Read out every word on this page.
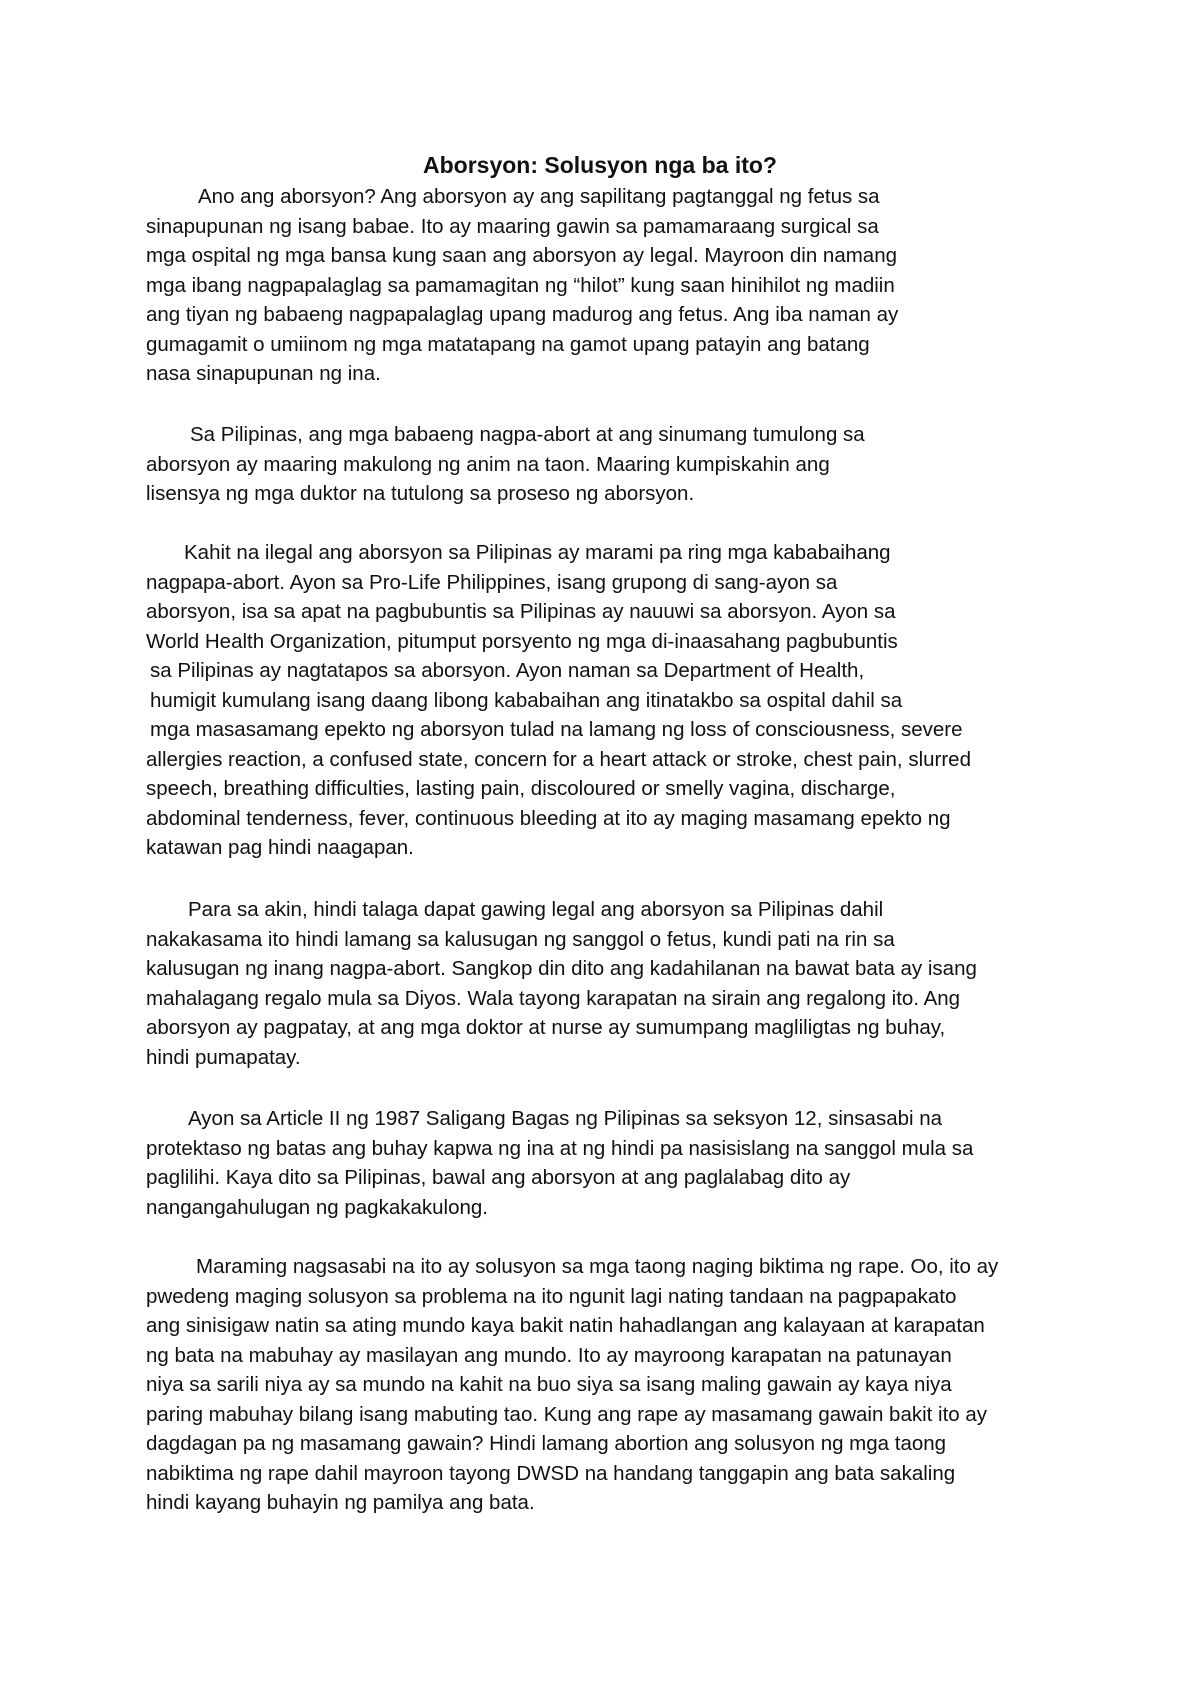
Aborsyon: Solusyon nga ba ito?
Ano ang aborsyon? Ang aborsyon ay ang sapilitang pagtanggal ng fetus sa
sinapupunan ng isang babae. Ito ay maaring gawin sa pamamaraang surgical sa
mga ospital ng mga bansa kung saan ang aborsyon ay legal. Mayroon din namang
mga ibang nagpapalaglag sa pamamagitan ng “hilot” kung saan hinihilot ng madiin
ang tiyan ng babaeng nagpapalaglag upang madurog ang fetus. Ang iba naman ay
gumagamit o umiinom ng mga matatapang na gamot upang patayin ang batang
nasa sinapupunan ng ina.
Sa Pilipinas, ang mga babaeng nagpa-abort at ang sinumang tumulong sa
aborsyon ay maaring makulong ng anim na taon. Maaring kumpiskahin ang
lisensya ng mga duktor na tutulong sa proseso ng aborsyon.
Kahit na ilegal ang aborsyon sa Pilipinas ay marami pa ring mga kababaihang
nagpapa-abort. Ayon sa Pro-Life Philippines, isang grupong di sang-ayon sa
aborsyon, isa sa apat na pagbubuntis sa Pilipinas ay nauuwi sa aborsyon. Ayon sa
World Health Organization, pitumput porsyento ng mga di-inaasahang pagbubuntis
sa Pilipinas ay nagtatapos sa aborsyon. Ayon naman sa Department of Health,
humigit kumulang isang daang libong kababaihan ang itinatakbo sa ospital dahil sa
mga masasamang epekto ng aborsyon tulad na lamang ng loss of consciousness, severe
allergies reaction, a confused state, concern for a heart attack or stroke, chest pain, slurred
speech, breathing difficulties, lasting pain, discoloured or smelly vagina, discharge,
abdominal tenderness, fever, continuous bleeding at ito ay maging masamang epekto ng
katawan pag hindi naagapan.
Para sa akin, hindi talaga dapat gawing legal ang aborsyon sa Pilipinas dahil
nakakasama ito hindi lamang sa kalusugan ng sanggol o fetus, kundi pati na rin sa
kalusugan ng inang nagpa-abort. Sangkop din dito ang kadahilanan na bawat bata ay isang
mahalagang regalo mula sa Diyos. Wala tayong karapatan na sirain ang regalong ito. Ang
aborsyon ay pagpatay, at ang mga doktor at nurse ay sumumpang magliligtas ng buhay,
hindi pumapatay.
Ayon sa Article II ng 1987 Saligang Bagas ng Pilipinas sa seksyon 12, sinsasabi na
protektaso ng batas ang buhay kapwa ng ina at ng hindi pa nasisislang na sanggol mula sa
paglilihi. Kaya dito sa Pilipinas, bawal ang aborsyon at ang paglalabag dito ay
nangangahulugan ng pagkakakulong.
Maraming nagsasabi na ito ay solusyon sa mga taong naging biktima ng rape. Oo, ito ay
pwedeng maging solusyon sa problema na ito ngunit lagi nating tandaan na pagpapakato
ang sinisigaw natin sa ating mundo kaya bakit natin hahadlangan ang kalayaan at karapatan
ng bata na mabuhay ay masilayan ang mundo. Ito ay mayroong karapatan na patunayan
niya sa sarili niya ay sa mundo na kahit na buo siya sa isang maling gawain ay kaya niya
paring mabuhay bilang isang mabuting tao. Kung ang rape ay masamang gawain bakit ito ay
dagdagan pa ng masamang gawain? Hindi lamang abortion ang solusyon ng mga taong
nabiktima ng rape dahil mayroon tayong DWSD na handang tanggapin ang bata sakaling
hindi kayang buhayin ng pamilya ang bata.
--
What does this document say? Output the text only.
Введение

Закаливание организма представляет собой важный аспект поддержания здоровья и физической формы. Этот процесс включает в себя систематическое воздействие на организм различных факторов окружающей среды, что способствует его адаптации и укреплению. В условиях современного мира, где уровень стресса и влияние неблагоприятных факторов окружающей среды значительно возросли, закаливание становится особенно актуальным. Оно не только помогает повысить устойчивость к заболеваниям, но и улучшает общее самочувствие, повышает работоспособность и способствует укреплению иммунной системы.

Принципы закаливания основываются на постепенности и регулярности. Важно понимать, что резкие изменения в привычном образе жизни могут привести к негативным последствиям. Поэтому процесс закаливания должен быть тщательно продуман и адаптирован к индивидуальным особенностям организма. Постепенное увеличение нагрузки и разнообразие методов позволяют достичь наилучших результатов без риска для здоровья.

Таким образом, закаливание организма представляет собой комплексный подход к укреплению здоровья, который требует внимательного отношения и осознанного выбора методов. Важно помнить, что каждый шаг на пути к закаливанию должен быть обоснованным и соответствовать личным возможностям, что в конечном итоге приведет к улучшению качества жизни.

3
--
▶ _Your task_
From the records, copy every line that has the string "maaring" in it.

▶ _Written answer_
sinapupunan ng isang babae. Ito ay maaring gawin sa pamamaraang surgical sa
aborsyon ay maaring makulong ng anim na taon. Maaring kumpiskahin ang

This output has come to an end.